SHORT PROBLEM -> Reproduce the material word for word; the images stay out.

SOURCE RECORDS ->
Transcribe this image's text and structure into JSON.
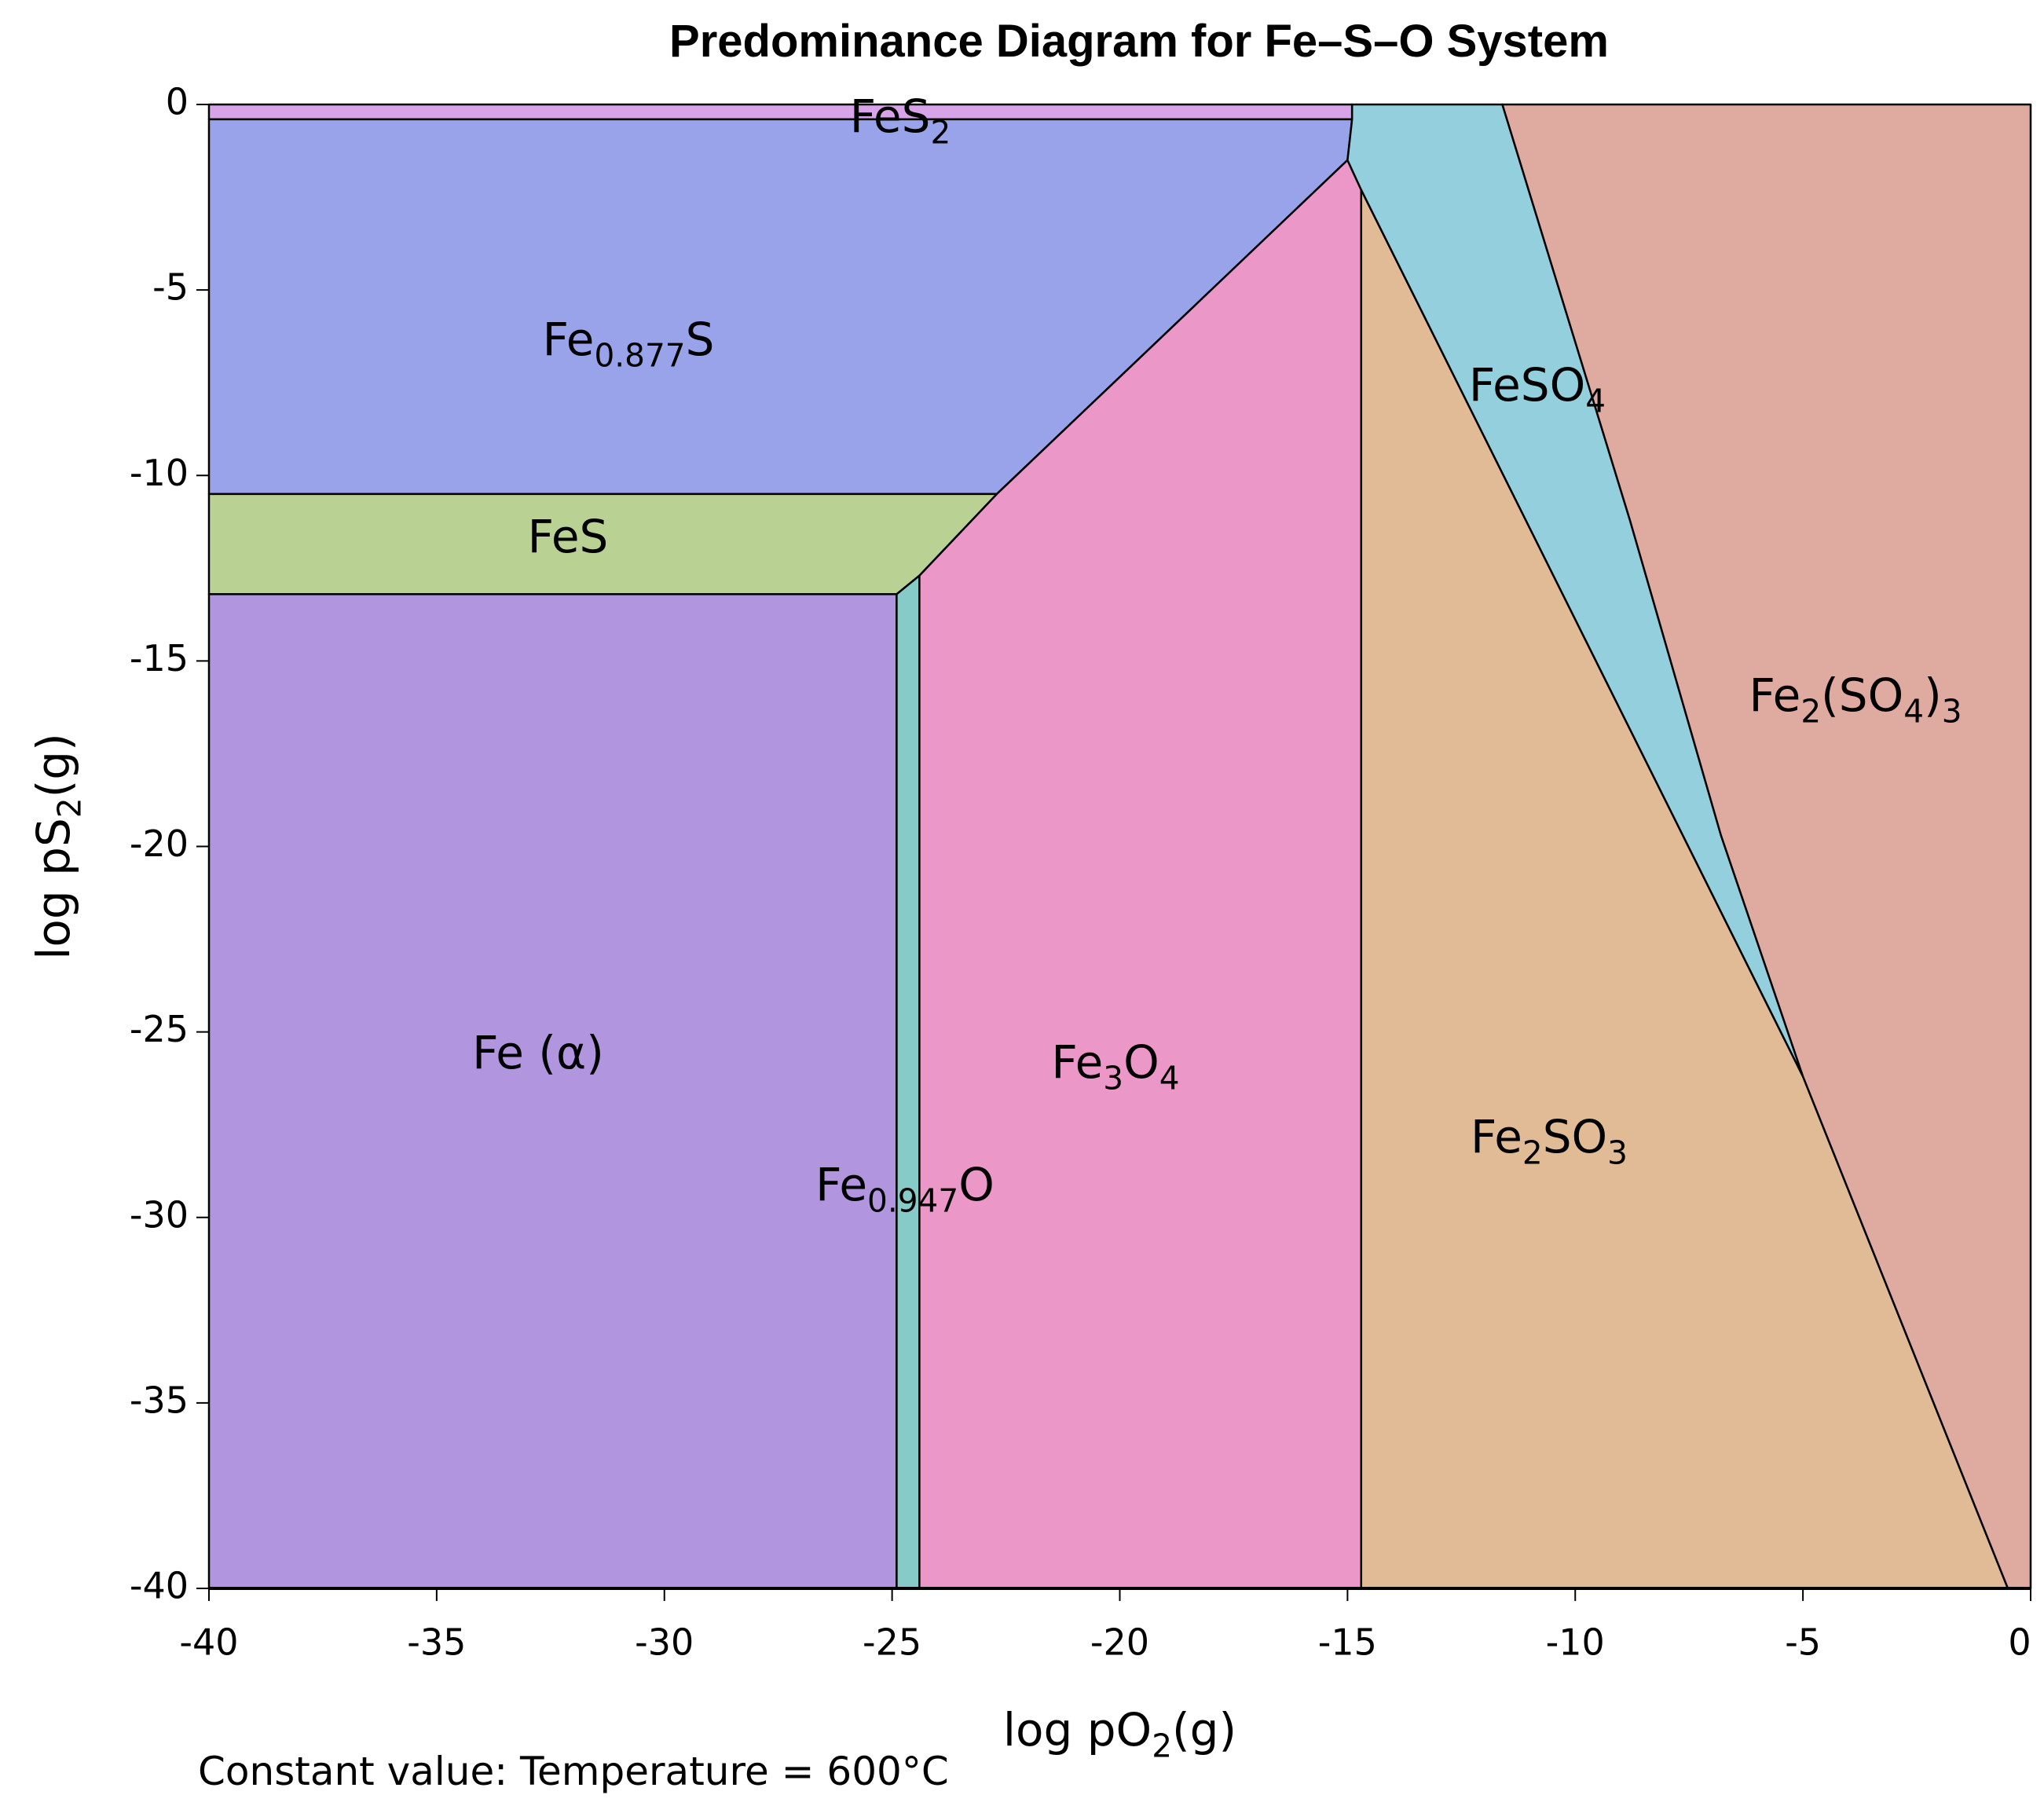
{
  "chart_data": {
    "type": "predominance",
    "title": "Predominance Diagram for Fe–S–O System",
    "x_label": [
      "log pO",
      "2",
      "(g)"
    ],
    "y_label": [
      "log pS",
      "2",
      "(g)"
    ],
    "annotation": "Constant value: Temperature = 600°C",
    "xlim": [
      -40,
      0
    ],
    "ylim": [
      -40,
      0
    ],
    "xticks": [
      -40,
      -35,
      -30,
      -25,
      -20,
      -15,
      -10,
      -5,
      0
    ],
    "yticks": [
      0,
      -5,
      -10,
      -15,
      -20,
      -25,
      -30,
      -35,
      -40
    ],
    "regions": [
      {
        "label": [
          "FeS",
          "2"
        ],
        "color": "#d9a3e9",
        "x": [
          -40,
          -14.9,
          -14.9,
          -40
        ],
        "y": [
          0,
          0,
          -0.4,
          -0.4
        ]
      },
      {
        "label": [
          "Fe",
          "0.877",
          "S"
        ],
        "color": "#99a3ea",
        "x": [
          -40,
          -14.9,
          -15.0,
          -22.7,
          -40
        ],
        "y": [
          -0.4,
          -0.4,
          -1.5,
          -10.5,
          -10.5
        ]
      },
      {
        "label": [
          "FeS"
        ],
        "color": "#b9d192",
        "x": [
          -40,
          -22.7,
          -24.4,
          -24.9,
          -40
        ],
        "y": [
          -10.5,
          -10.5,
          -12.7,
          -13.2,
          -13.2
        ]
      },
      {
        "label": [
          "Fe (α)"
        ],
        "color": "#b196df",
        "x": [
          -40,
          -24.9,
          -24.9,
          -40
        ],
        "y": [
          -13.2,
          -13.2,
          -40,
          -40
        ]
      },
      {
        "label": [
          "Fe",
          "0.947",
          "O"
        ],
        "color": "#86cbc7",
        "x": [
          -24.9,
          -24.4,
          -24.4,
          -24.9
        ],
        "y": [
          -13.2,
          -12.7,
          -40,
          -40
        ]
      },
      {
        "label": [
          "Fe",
          "3",
          "O",
          "4"
        ],
        "color": "#eb97c7",
        "x": [
          -24.4,
          -22.7,
          -15.0,
          -14.7,
          -14.7,
          -24.4
        ],
        "y": [
          -12.7,
          -10.5,
          -1.5,
          -2.3,
          -40,
          -40
        ]
      },
      {
        "label": [
          "Fe",
          "2",
          "SO",
          "3"
        ],
        "color": "#e0bb96",
        "x": [
          -14.7,
          -5.0,
          -0.5,
          -14.7
        ],
        "y": [
          -2.3,
          -26.2,
          -40,
          -40
        ]
      },
      {
        "label": [
          "FeSO",
          "4"
        ],
        "color": "#93cfdc",
        "x": [
          -14.9,
          -11.6,
          -8.8,
          -6.8,
          -5.0,
          -14.7,
          -15.0,
          -14.9
        ],
        "y": [
          0,
          0,
          -11.2,
          -19.7,
          -26.2,
          -2.3,
          -1.5,
          -0.4
        ]
      },
      {
        "label": [
          "Fe",
          "2",
          "(SO",
          "4",
          ")",
          "3"
        ],
        "color": "#dfaa9f",
        "x": [
          -11.6,
          0,
          0,
          -0.5,
          -5.0,
          -6.8,
          -8.8
        ],
        "y": [
          0,
          0,
          -40,
          -40,
          -26.2,
          -19.7,
          -11.2
        ]
      }
    ]
  }
}
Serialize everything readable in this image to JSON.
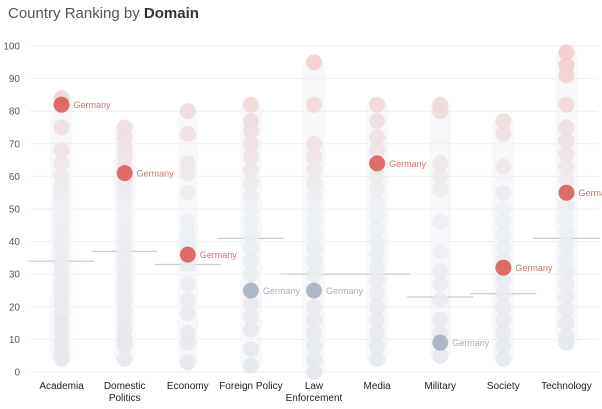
{
  "title": {
    "prefix": "Country Ranking by ",
    "emphasis": "Domain"
  },
  "colors": {
    "above": "#d9534f",
    "below": "#94a3b8",
    "grid": "#eeeeee",
    "axis_text": "#555555"
  },
  "chart_data": {
    "type": "scatter",
    "title": "Country Ranking by Domain",
    "xlabel": "",
    "ylabel": "",
    "ylim": [
      0,
      100
    ],
    "yticks": [
      0,
      10,
      20,
      30,
      40,
      50,
      60,
      70,
      80,
      90,
      100
    ],
    "grid": true,
    "highlight_label": "Germany",
    "categories": [
      {
        "name": "Academia",
        "lines": [
          "Academia"
        ],
        "reference": 34,
        "highlight": 82,
        "values": [
          84,
          75,
          68,
          64,
          60,
          57,
          54,
          51,
          48,
          45,
          42,
          39,
          36,
          33,
          30,
          27,
          24,
          21,
          18,
          15,
          12,
          9,
          6,
          4
        ]
      },
      {
        "name": "Domestic Politics",
        "lines": [
          "Domestic",
          "Politics"
        ],
        "reference": 37,
        "highlight": 61,
        "values": [
          75,
          72,
          69,
          66,
          63,
          58,
          55,
          52,
          49,
          46,
          43,
          40,
          37,
          34,
          31,
          28,
          25,
          22,
          19,
          16,
          13,
          10,
          8,
          4
        ]
      },
      {
        "name": "Economy",
        "lines": [
          "Economy"
        ],
        "reference": 33,
        "highlight": 36,
        "values": [
          80,
          73,
          64,
          61,
          55,
          46,
          42,
          38,
          33,
          27,
          22,
          18,
          12,
          9,
          3
        ]
      },
      {
        "name": "Foreign Policy",
        "lines": [
          "Foreign Policy"
        ],
        "reference": 41,
        "highlight": 25,
        "values": [
          82,
          77,
          74,
          70,
          66,
          62,
          58,
          54,
          50,
          46,
          42,
          38,
          34,
          30,
          21,
          17,
          13,
          7,
          2
        ]
      },
      {
        "name": "Law Enforcement",
        "lines": [
          "Law",
          "Enforcement"
        ],
        "reference": 30,
        "highlight": 25,
        "values": [
          95,
          82,
          70,
          66,
          62,
          58,
          54,
          50,
          46,
          42,
          38,
          34,
          30,
          20,
          16,
          12,
          8,
          4,
          0
        ]
      },
      {
        "name": "Media",
        "lines": [
          "Media"
        ],
        "reference": 30,
        "highlight": 64,
        "values": [
          82,
          77,
          72,
          68,
          60,
          56,
          52,
          48,
          44,
          40,
          36,
          32,
          28,
          24,
          20,
          16,
          12,
          8,
          4
        ]
      },
      {
        "name": "Military",
        "lines": [
          "Military"
        ],
        "reference": 23,
        "highlight": 9,
        "values": [
          82,
          80,
          64,
          60,
          56,
          46,
          37,
          31,
          27,
          22,
          16,
          12,
          5
        ]
      },
      {
        "name": "Society",
        "lines": [
          "Society"
        ],
        "reference": 24,
        "highlight": 32,
        "values": [
          77,
          73,
          63,
          55,
          50,
          46,
          42,
          38,
          34,
          28,
          24,
          20,
          16,
          12,
          8,
          4
        ]
      },
      {
        "name": "Technology",
        "lines": [
          "Technology"
        ],
        "reference": 41,
        "highlight": 55,
        "values": [
          98,
          94,
          91,
          82,
          75,
          71,
          67,
          63,
          59,
          51,
          47,
          43,
          39,
          35,
          31,
          27,
          23,
          19,
          15,
          11,
          9
        ]
      }
    ]
  }
}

WRITTEN RESPONSE ->
Transcribe this image's text and structure into JSON.
{
  "chart_data": {
    "type": "predominance",
    "title": "Predominance Diagram for Fe–S–O System",
    "x_label": [
      "log pO",
      "2",
      "(g)"
    ],
    "y_label": [
      "log pS",
      "2",
      "(g)"
    ],
    "annotation": "Constant value: Temperature = 600°C",
    "xlim": [
      -40,
      0
    ],
    "ylim": [
      -40,
      0
    ],
    "xticks": [
      -40,
      -35,
      -30,
      -25,
      -20,
      -15,
      -10,
      -5,
      0
    ],
    "yticks": [
      0,
      -5,
      -10,
      -15,
      -20,
      -25,
      -30,
      -35,
      -40
    ],
    "regions": [
      {
        "label": [
          "FeS",
          "2"
        ],
        "color": "#d9a3e9",
        "x": [
          -40,
          -14.9,
          -14.9,
          -40
        ],
        "y": [
          0,
          0,
          -0.4,
          -0.4
        ]
      },
      {
        "label": [
          "Fe",
          "0.877",
          "S"
        ],
        "color": "#99a3ea",
        "x": [
          -40,
          -14.9,
          -15.0,
          -22.7,
          -40
        ],
        "y": [
          -0.4,
          -0.4,
          -1.5,
          -10.5,
          -10.5
        ]
      },
      {
        "label": [
          "FeS"
        ],
        "color": "#b9d192",
        "x": [
          -40,
          -22.7,
          -24.4,
          -24.9,
          -40
        ],
        "y": [
          -10.5,
          -10.5,
          -12.7,
          -13.2,
          -13.2
        ]
      },
      {
        "label": [
          "Fe (α)"
        ],
        "color": "#b196df",
        "x": [
          -40,
          -24.9,
          -24.9,
          -40
        ],
        "y": [
          -13.2,
          -13.2,
          -40,
          -40
        ]
      },
      {
        "label": [
          "Fe",
          "0.947",
          "O"
        ],
        "color": "#86cbc7",
        "x": [
          -24.9,
          -24.4,
          -24.4,
          -24.9
        ],
        "y": [
          -13.2,
          -12.7,
          -40,
          -40
        ]
      },
      {
        "label": [
          "Fe",
          "3",
          "O",
          "4"
        ],
        "color": "#eb97c7",
        "x": [
          -24.4,
          -22.7,
          -15.0,
          -14.7,
          -14.7,
          -24.4
        ],
        "y": [
          -12.7,
          -10.5,
          -1.5,
          -2.3,
          -40,
          -40
        ]
      },
      {
        "label": [
          "Fe",
          "2",
          "SO",
          "3"
        ],
        "color": "#e0bb96",
        "x": [
          -14.7,
          -5.0,
          -0.5,
          -14.7
        ],
        "y": [
          -2.3,
          -26.2,
          -40,
          -40
        ]
      },
      {
        "label": [
          "FeSO",
          "4"
        ],
        "color": "#93cfdc",
        "x": [
          -14.9,
          -11.6,
          -8.8,
          -6.8,
          -5.0,
          -14.7,
          -15.0,
          -14.9
        ],
        "y": [
          0,
          0,
          -11.2,
          -19.7,
          -26.2,
          -2.3,
          -1.5,
          -0.4
        ]
      },
      {
        "label": [
          "Fe",
          "2",
          "(SO",
          "4",
          ")",
          "3"
        ],
        "color": "#dfaa9f",
        "x": [
          -11.6,
          0,
          0,
          -0.5,
          -5.0,
          -6.8,
          -8.8
        ],
        "y": [
          0,
          0,
          -40,
          -40,
          -26.2,
          -19.7,
          -11.2
        ]
      }
    ]
  }
}
Serialize everything readable in this image to JSON.
{
  "title": {
    "prefix": "Country Ranking by ",
    "emphasis": "Domain"
  },
  "colors": {
    "above": "#d9534f",
    "below": "#94a3b8",
    "grid": "#eeeeee",
    "axis_text": "#555555"
  },
  "chart_data": {
    "type": "scatter",
    "title": "Country Ranking by Domain",
    "xlabel": "",
    "ylabel": "",
    "ylim": [
      0,
      100
    ],
    "yticks": [
      0,
      10,
      20,
      30,
      40,
      50,
      60,
      70,
      80,
      90,
      100
    ],
    "grid": true,
    "highlight_label": "Germany",
    "categories": [
      {
        "name": "Academia",
        "lines": [
          "Academia"
        ],
        "reference": 34,
        "highlight": 82,
        "values": [
          84,
          75,
          68,
          64,
          60,
          57,
          54,
          51,
          48,
          45,
          42,
          39,
          36,
          33,
          30,
          27,
          24,
          21,
          18,
          15,
          12,
          9,
          6,
          4
        ]
      },
      {
        "name": "Domestic Politics",
        "lines": [
          "Domestic",
          "Politics"
        ],
        "reference": 37,
        "highlight": 61,
        "values": [
          75,
          72,
          69,
          66,
          63,
          58,
          55,
          52,
          49,
          46,
          43,
          40,
          37,
          34,
          31,
          28,
          25,
          22,
          19,
          16,
          13,
          10,
          8,
          4
        ]
      },
      {
        "name": "Economy",
        "lines": [
          "Economy"
        ],
        "reference": 33,
        "highlight": 36,
        "values": [
          80,
          73,
          64,
          61,
          55,
          46,
          42,
          38,
          33,
          27,
          22,
          18,
          12,
          9,
          3
        ]
      },
      {
        "name": "Foreign Policy",
        "lines": [
          "Foreign Policy"
        ],
        "reference": 41,
        "highlight": 25,
        "values": [
          82,
          77,
          74,
          70,
          66,
          62,
          58,
          54,
          50,
          46,
          42,
          38,
          34,
          30,
          21,
          17,
          13,
          7,
          2
        ]
      },
      {
        "name": "Law Enforcement",
        "lines": [
          "Law",
          "Enforcement"
        ],
        "reference": 30,
        "highlight": 25,
        "values": [
          95,
          82,
          70,
          66,
          62,
          58,
          54,
          50,
          46,
          42,
          38,
          34,
          30,
          20,
          16,
          12,
          8,
          4,
          0
        ]
      },
      {
        "name": "Media",
        "lines": [
          "Media"
        ],
        "reference": 30,
        "highlight": 64,
        "values": [
          82,
          77,
          72,
          68,
          60,
          56,
          52,
          48,
          44,
          40,
          36,
          32,
          28,
          24,
          20,
          16,
          12,
          8,
          4
        ]
      },
      {
        "name": "Military",
        "lines": [
          "Military"
        ],
        "reference": 23,
        "highlight": 9,
        "values": [
          82,
          80,
          64,
          60,
          56,
          46,
          37,
          31,
          27,
          22,
          16,
          12,
          5
        ]
      },
      {
        "name": "Society",
        "lines": [
          "Society"
        ],
        "reference": 24,
        "highlight": 32,
        "values": [
          77,
          73,
          63,
          55,
          50,
          46,
          42,
          38,
          34,
          28,
          24,
          20,
          16,
          12,
          8,
          4
        ]
      },
      {
        "name": "Technology",
        "lines": [
          "Technology"
        ],
        "reference": 41,
        "highlight": 55,
        "values": [
          98,
          94,
          91,
          82,
          75,
          71,
          67,
          63,
          59,
          51,
          47,
          43,
          39,
          35,
          31,
          27,
          23,
          19,
          15,
          11,
          9
        ]
      }
    ]
  }
}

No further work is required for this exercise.